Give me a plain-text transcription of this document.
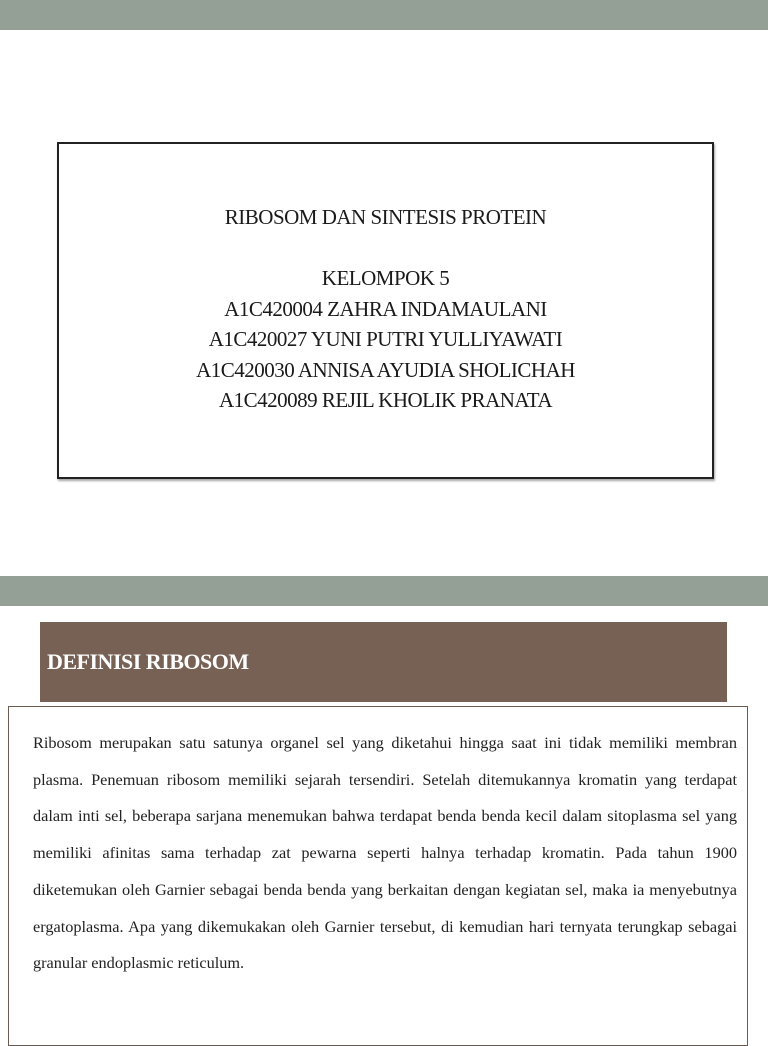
RIBOSOM DAN SINTESIS PROTEIN
KELOMPOK 5
A1C420004 ZAHRA INDAMAULANI
A1C420027 YUNI PUTRI YULLIYAWATI
A1C420030 ANNISA AYUDIA SHOLICHAH
A1C420089 REJIL KHOLIK PRANATA
DEFINISI RIBOSOM
Ribosom merupakan satu satunya organel sel yang diketahui hingga saat ini tidak memiliki membran plasma. Penemuan ribosom memiliki sejarah tersendiri. Setelah ditemukannya kromatin yang terdapat dalam inti sel, beberapa sarjana menemukan bahwa terdapat benda benda kecil dalam sitoplasma sel yang memiliki afinitas sama terhadap zat pewarna seperti halnya terhadap kromatin. Pada tahun 1900 diketemukan oleh Garnier sebagai benda benda yang berkaitan dengan kegiatan sel, maka ia menyebutnya ergatoplasma. Apa yang dikemukakan oleh Garnier tersebut, di kemudian hari ternyata terungkap sebagai granular endoplasmic reticulum.
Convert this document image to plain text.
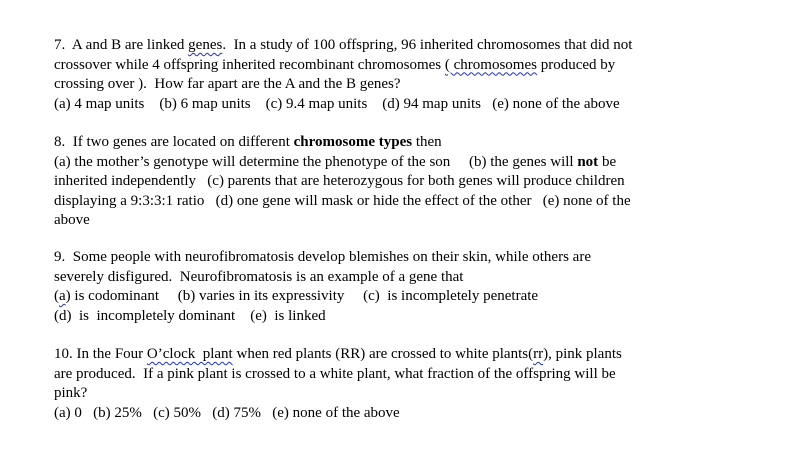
7.  A and B are linked genes.  In a study of 100 offspring, 96 inherited chromosomes that did not
crossover while 4 offspring inherited recombinant chromosomes ( chromosomes produced by
crossing over ).  How far apart are the A and the B genes?
(a) 4 map units    (b) 6 map units    (c) 9.4 map units    (d) 94 map units   (e) none of the above
8.  If two genes are located on different chromosome types then
(a) the mother’s genotype will determine the phenotype of the son     (b) the genes will not be
inherited independently   (c) parents that are heterozygous for both genes will produce children
displaying a 9:3:3:1 ratio   (d) one gene will mask or hide the effect of the other   (e) none of the
above
9.  Some people with neurofibromatosis develop blemishes on their skin, while others are
severely disfigured.  Neurofibromatosis is an example of a gene that
(a) is codominant     (b) varies in its expressivity     (c)  is incompletely penetrate
(d)  is  incompletely dominant    (e)  is linked
10. In the Four O’clock  plant when red plants (RR) are crossed to white plants(rr), pink plants
are produced.  If a pink plant is crossed to a white plant, what fraction of the offspring will be
pink?
(a) 0   (b) 25%   (c) 50%   (d) 75%   (e) none of the above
- - - - - - -
(WHAT THE TASK REQUIRES) What is the number of lines in the listing that contain "will"? State it and nothing more.

(SOLUTION) 4